### Work order 1
Answer these questions using the post about PHP 8 and WordPress 5.6:
(a) On what date will PHP 8 reach general availability?
(b) When does testing feedback for the PHP 8 call close?
(c) On what date is the final release of WordPress 5.6 set to come out?
### Work order 2
Duplicate the post about PHP 8 and WordPress 5.6 word for word, from "I’ve reached out" to "on 12 November.".
### Work order 3
List every PHP 8 release stage that the post about PHP 8 and WordPress 5.6 gives a date for, along with its date.

### Document excerpt
Is your plugin ready for PHP 8? Maybe I should ask if you’re ready for WordPress 5.6? Either way, there will be changes. Breaking ones. Read them all on PHP 8’s GitHub page.
PHP 8 comes out on Thanksgiving and WordPress 5.6 comes out 12 calendar days later. So, yay! Not so much? Also, why are there any software releases after October 15? If you believe in holidays, then believe in holidays. Sheesh.
I’ve reached out to my clients who build plugins and themes and none of them are surprised by either WordPress 5.6 coming or PHP 8. They’re a bit bummed that it means another holiday testing their code, but yeah. Welcome to plugin development in WordPress, right? Nothing new to see here, folks.
When is PHP 8 Coming Out?
General availability or GA of PHP 8 will be on 26 November, according to their calendar. PHP has 4 release candidates and the fourth will be on 12 November.
PHP Release Candidate 2 is available for testing as of 16 October and the third will drop 29 October. (PHP is international so the date is European style.)
When is WordPress 5.6 Coming Out?
The final release is set to come out December 8 according to this post on Make WordPress.
WordPress has a call for testing PHP 8 right now for 5.6. Testing feedback in the form of GitHub or Trac tickets closes November 17.
And, yes, WordPress 5.6 will have support for PHP 8. So you may as well make your plugin ready. Right?
“Even though WordPress 5.6 will add support for PHP 8.0, no changes will be made to the minimum required version of PHP at this time.” Andrei Draganescu (10/6/2020)

[Entries taken from a collection]
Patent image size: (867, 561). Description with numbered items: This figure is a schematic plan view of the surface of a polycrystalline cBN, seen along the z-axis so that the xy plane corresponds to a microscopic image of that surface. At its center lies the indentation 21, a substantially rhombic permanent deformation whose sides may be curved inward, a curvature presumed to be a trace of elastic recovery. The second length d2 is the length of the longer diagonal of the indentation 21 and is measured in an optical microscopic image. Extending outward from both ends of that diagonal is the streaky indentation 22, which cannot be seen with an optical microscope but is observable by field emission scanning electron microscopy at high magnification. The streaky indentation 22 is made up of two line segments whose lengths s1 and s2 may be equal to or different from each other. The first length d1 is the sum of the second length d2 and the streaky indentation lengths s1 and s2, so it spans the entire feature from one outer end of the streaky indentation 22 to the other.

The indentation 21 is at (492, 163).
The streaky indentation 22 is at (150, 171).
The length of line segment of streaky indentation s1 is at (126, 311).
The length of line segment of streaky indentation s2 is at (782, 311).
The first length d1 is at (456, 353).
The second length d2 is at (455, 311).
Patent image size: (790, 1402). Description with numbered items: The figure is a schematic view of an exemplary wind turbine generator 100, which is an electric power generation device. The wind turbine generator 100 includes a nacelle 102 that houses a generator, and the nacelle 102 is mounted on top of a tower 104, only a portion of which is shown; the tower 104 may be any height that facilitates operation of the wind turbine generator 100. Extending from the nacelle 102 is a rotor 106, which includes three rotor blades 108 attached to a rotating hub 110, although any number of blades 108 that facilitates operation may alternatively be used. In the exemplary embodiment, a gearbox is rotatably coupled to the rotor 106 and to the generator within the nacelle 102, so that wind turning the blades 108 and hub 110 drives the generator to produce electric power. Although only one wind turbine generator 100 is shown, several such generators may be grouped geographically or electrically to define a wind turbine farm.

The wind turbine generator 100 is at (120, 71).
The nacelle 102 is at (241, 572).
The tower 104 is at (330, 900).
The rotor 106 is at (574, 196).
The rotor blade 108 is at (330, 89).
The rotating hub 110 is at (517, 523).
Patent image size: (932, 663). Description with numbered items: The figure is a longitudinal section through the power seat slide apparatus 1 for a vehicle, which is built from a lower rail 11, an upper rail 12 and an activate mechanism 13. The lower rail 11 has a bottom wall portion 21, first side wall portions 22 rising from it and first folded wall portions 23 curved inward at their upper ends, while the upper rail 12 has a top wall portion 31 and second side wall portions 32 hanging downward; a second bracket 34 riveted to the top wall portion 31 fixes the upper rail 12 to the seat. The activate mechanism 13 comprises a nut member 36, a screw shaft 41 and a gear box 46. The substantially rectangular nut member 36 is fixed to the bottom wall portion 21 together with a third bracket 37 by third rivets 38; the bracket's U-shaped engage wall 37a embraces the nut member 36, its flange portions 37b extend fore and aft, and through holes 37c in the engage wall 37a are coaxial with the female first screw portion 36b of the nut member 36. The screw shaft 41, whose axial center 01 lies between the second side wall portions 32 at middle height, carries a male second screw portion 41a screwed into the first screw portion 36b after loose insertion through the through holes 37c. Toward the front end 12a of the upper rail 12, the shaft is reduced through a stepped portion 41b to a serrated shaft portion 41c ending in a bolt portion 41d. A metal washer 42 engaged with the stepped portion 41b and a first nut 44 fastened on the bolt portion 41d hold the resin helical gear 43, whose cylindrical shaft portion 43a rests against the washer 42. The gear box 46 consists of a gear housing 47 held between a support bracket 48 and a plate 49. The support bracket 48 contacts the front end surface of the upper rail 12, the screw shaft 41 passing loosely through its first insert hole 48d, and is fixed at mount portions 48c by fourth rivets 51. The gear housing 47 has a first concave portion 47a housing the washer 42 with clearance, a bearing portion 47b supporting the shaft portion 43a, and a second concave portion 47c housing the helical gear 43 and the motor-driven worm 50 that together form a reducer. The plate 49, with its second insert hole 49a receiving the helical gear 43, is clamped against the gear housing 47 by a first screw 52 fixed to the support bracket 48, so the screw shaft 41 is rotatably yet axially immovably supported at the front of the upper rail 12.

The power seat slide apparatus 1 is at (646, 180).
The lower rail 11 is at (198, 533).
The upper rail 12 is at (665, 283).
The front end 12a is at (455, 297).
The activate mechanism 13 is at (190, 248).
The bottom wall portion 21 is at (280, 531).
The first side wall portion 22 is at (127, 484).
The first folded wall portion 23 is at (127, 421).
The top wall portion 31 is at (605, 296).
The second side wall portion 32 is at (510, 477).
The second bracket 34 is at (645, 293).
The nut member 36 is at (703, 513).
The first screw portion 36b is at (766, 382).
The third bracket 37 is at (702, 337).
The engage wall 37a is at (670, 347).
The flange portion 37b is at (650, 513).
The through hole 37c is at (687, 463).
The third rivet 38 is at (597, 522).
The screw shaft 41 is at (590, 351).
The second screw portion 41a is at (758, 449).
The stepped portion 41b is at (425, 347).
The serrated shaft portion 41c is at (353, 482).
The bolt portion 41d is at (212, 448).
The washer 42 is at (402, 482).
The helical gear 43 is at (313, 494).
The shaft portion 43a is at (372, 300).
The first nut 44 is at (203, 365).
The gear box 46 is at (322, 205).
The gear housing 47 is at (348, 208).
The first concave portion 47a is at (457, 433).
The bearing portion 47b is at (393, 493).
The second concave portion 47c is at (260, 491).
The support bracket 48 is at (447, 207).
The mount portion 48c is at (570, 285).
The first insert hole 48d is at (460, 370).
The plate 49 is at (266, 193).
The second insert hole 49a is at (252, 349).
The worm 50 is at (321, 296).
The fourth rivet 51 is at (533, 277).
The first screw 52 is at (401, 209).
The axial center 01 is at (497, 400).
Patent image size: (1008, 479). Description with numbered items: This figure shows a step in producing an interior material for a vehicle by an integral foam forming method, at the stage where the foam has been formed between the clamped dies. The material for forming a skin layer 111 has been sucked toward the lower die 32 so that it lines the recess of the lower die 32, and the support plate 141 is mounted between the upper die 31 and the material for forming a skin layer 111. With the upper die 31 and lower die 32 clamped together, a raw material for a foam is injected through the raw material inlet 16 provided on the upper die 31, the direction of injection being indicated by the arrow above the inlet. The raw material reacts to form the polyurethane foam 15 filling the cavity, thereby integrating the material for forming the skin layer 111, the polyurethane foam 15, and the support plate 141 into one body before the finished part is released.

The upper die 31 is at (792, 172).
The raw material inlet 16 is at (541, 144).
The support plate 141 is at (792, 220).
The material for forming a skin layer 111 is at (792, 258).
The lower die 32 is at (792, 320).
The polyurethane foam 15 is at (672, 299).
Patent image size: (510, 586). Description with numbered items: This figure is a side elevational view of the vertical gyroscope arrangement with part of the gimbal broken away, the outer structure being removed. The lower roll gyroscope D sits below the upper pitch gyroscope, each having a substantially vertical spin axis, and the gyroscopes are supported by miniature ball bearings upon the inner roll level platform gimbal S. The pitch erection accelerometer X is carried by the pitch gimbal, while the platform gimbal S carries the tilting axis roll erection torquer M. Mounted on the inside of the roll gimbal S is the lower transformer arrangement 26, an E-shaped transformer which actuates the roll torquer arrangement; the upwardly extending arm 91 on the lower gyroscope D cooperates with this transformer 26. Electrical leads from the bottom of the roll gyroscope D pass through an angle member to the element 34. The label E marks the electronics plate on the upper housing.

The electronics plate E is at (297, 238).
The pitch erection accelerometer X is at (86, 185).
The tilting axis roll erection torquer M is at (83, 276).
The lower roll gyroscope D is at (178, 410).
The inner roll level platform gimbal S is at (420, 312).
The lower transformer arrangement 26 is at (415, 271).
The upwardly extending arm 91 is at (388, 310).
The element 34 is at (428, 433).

### Answer section 1
(a) 26 November
(b) November 17
(c) December 8

### Answer section 2
I’ve reached out to my clients who build plugins and themes and none of them are surprised by either WordPress 5.6 coming or PHP 8. They’re a bit bummed that it means another holiday testing their code, but yeah. Welcome to plugin development in WordPress, right? Nothing new to see here, folks.
When is PHP 8 Coming Out?
General availability or GA of PHP 8 will be on 26 November, according to their calendar. PHP has 4 release candidates and the fourth will be on 12 November.

### Answer section 3
- Release Candidate 2: 16 October
- Third release candidate: 29 October
- Fourth release candidate: 12 November
- General availability: 26 November